> _Set problem_
Identify and reproduce every line holding the string "purchase".

> _Available data_
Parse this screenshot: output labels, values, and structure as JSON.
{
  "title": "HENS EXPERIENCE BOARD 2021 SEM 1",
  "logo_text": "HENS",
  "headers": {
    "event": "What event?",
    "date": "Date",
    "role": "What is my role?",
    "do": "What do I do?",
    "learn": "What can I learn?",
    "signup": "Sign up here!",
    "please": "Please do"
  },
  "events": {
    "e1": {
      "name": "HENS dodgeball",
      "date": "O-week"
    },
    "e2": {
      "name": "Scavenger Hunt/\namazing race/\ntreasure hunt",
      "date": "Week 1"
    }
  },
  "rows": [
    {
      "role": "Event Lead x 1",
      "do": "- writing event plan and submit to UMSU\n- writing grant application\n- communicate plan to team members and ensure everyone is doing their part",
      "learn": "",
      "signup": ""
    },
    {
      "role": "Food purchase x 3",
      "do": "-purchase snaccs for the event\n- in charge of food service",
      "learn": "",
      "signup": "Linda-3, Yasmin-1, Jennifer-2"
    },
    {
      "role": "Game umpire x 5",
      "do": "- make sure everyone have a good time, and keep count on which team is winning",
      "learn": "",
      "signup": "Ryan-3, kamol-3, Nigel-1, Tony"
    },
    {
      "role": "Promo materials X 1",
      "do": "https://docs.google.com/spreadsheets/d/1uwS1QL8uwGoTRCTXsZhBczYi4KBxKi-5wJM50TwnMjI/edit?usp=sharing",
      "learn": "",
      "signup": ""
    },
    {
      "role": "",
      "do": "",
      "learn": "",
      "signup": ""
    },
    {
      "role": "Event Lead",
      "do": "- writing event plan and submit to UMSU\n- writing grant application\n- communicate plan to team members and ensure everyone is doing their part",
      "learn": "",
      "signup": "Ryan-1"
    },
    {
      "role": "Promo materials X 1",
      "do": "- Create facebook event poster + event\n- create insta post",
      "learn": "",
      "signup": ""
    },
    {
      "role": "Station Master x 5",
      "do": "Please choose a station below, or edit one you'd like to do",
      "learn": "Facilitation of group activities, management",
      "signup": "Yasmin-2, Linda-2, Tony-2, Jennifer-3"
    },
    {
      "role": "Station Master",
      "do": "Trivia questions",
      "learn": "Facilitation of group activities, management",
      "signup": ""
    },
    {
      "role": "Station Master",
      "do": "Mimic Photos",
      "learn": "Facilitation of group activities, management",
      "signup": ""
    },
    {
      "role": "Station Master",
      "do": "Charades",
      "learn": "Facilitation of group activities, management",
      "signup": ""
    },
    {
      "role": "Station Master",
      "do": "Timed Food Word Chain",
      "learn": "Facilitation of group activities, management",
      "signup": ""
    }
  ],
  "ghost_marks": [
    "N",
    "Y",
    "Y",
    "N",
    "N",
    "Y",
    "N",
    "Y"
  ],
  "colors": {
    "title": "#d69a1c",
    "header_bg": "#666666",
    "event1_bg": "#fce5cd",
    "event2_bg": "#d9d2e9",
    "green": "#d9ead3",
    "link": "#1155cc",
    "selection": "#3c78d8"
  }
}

...

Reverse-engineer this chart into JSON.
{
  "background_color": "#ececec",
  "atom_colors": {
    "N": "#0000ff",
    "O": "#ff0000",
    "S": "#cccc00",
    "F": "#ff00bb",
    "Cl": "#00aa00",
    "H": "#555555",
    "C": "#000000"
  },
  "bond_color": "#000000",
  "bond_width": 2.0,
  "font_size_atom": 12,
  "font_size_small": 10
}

> _Correct result_
      "role": "Food purchase x 3",
      "do": "-purchase snaccs for the event\n- in charge of food service",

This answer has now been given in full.